EXERCISE GOAL:
Produce a verbatim copy of the entries listed below.

DATASET ROWS:
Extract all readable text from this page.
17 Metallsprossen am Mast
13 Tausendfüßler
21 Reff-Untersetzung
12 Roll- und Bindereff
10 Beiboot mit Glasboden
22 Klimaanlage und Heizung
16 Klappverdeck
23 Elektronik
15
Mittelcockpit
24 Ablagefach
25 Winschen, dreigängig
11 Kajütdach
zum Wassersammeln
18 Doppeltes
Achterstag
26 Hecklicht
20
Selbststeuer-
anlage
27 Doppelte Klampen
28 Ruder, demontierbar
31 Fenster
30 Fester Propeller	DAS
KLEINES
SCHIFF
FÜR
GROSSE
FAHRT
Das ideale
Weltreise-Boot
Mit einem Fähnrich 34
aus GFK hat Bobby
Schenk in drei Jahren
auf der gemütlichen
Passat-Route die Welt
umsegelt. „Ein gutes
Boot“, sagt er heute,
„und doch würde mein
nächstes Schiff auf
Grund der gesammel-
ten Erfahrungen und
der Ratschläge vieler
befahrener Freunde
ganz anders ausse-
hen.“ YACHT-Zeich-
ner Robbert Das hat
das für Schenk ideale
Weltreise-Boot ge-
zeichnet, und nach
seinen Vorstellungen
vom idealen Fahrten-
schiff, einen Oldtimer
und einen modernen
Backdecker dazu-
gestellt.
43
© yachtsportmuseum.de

WRITTEN ANSWER:
Extract all readable text from this page.
17 Metallsprossen am Mast
13 Tausendfüßler
21 Reff-Untersetzung
12 Roll- und Bindereff
10 Beiboot mit Glasboden
22 Klimaanlage und Heizung
16 Klappverdeck
23 Elektronik
15
Mittelcockpit
24 Ablagefach
25 Winschen, dreigängig
11 Kajütdach
zum Wassersammeln
18 Doppeltes
Achterstag
26 Hecklicht
20
Selbststeuer-
anlage
27 Doppelte Klampen
28 Ruder, demontierbar
31 Fenster
30 Fester Propeller	DAS
KLEINES
SCHIFF
FÜR
GROSSE
FAHRT
Das ideale
Weltreise-Boot
Mit einem Fähnrich 34
aus GFK hat Bobby
Schenk in drei Jahren
auf der gemütlichen
Passat-Route die Welt
umsegelt. „Ein gutes
Boot“, sagt er heute,
„und doch würde mein
nächstes Schiff auf
Grund der gesammel-
ten Erfahrungen und
der Ratschläge vieler
befahrener Freunde
ganz anders ausse-
hen.“ YACHT-Zeich-
ner Robbert Das hat
das für Schenk ideale
Weltreise-Boot ge-
zeichnet, und nach
seinen Vorstellungen
vom idealen Fahrten-
schiff, einen Oldtimer
und einen modernen
Backdecker dazu-
gestellt.
43
© yachtsportmuseum.de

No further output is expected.